>> begin DATA EXCERPTS

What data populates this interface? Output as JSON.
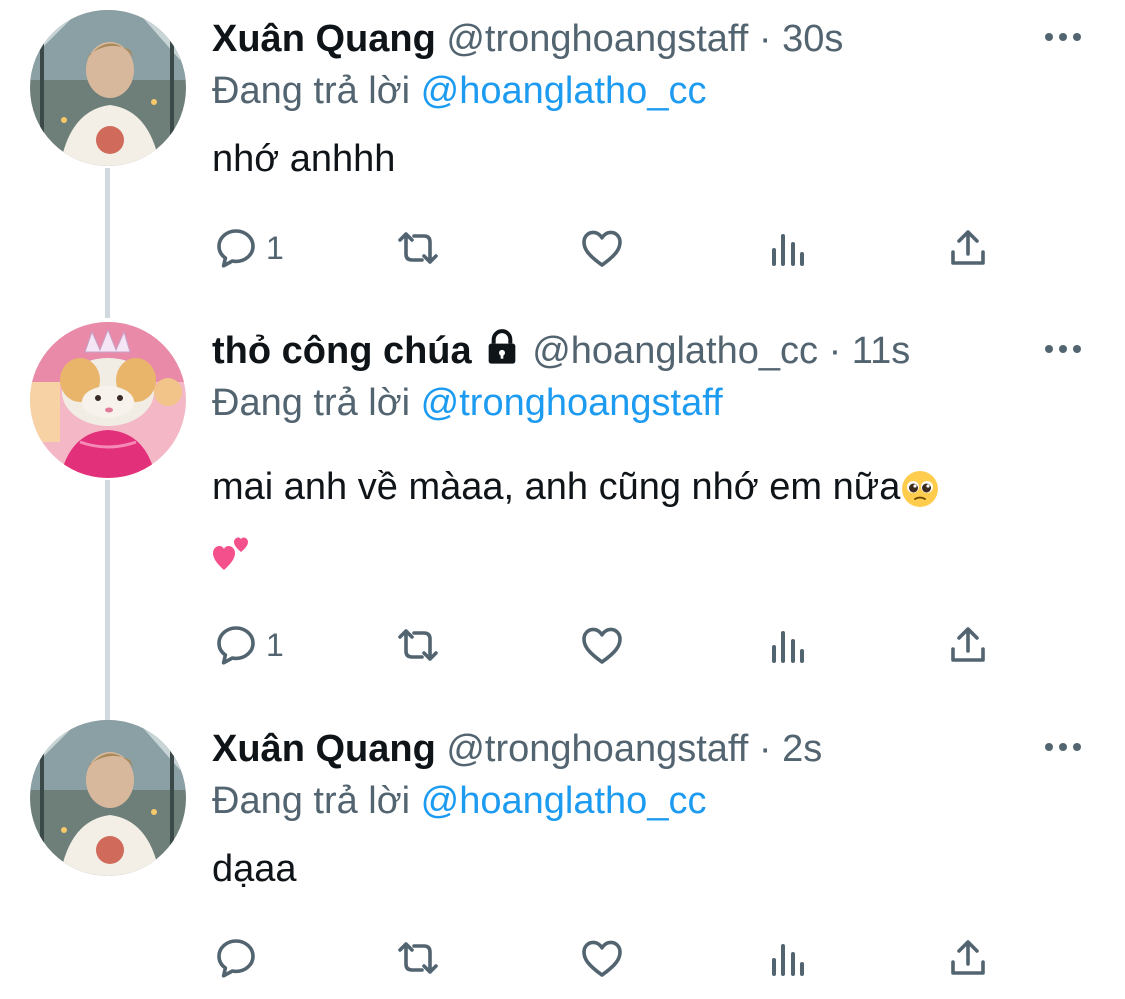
{
  "tweets": [
    {
      "author_name": "Xuân Quang",
      "author_handle": "@tronghoangstaff",
      "separator": "·",
      "time": "30s",
      "reply_prefix": "Đang trả lời",
      "reply_to": "@hoanglatho_cc",
      "text": "nhớ anhhh",
      "reply_count": "1",
      "locked": false,
      "avatar": "photo-young-man-bridge"
    },
    {
      "author_name": "thỏ công chúa",
      "author_handle": "@hoanglatho_cc",
      "separator": "·",
      "time": "11s",
      "reply_prefix": "Đang trả lời",
      "reply_to": "@tronghoangstaff",
      "text": "mai anh về màaa, anh cũng nhớ em nữa",
      "emojis": [
        "pleading-face",
        "two-hearts"
      ],
      "reply_count": "1",
      "locked": true,
      "avatar": "cartoon-bunny-princess"
    },
    {
      "author_name": "Xuân Quang",
      "author_handle": "@tronghoangstaff",
      "separator": "·",
      "time": "2s",
      "reply_prefix": "Đang trả lời",
      "reply_to": "@hoanglatho_cc",
      "text": "dạaa",
      "reply_count": "",
      "locked": false,
      "avatar": "photo-young-man-bridge"
    }
  ],
  "icons": {
    "reply": "reply-icon",
    "retweet": "retweet-icon",
    "like": "like-icon",
    "analytics": "analytics-icon",
    "share": "share-icon",
    "more": "more-icon",
    "lock": "lock-icon"
  },
  "colors": {
    "text": "#0f1419",
    "secondary": "#536471",
    "link": "#1d9bf0",
    "thread_line": "#cfd9de"
  }
}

>> end DATA EXCERPTS

> **REQUIREMENT**:
Copy all the lines of data exactly as they appear, dropping any images.

> **RESPONSE**:
What data populates this interface? Output as JSON.
{
  "tweets": [
    {
      "author_name": "Xuân Quang",
      "author_handle": "@tronghoangstaff",
      "separator": "·",
      "time": "30s",
      "reply_prefix": "Đang trả lời",
      "reply_to": "@hoanglatho_cc",
      "text": "nhớ anhhh",
      "reply_count": "1",
      "locked": false,
      "avatar": "photo-young-man-bridge"
    },
    {
      "author_name": "thỏ công chúa",
      "author_handle": "@hoanglatho_cc",
      "separator": "·",
      "time": "11s",
      "reply_prefix": "Đang trả lời",
      "reply_to": "@tronghoangstaff",
      "text": "mai anh về màaa, anh cũng nhớ em nữa",
      "emojis": [
        "pleading-face",
        "two-hearts"
      ],
      "reply_count": "1",
      "locked": true,
      "avatar": "cartoon-bunny-princess"
    },
    {
      "author_name": "Xuân Quang",
      "author_handle": "@tronghoangstaff",
      "separator": "·",
      "time": "2s",
      "reply_prefix": "Đang trả lời",
      "reply_to": "@hoanglatho_cc",
      "text": "dạaa",
      "reply_count": "",
      "locked": false,
      "avatar": "photo-young-man-bridge"
    }
  ],
  "icons": {
    "reply": "reply-icon",
    "retweet": "retweet-icon",
    "like": "like-icon",
    "analytics": "analytics-icon",
    "share": "share-icon",
    "more": "more-icon",
    "lock": "lock-icon"
  },
  "colors": {
    "text": "#0f1419",
    "secondary": "#536471",
    "link": "#1d9bf0",
    "thread_line": "#cfd9de"
  }
}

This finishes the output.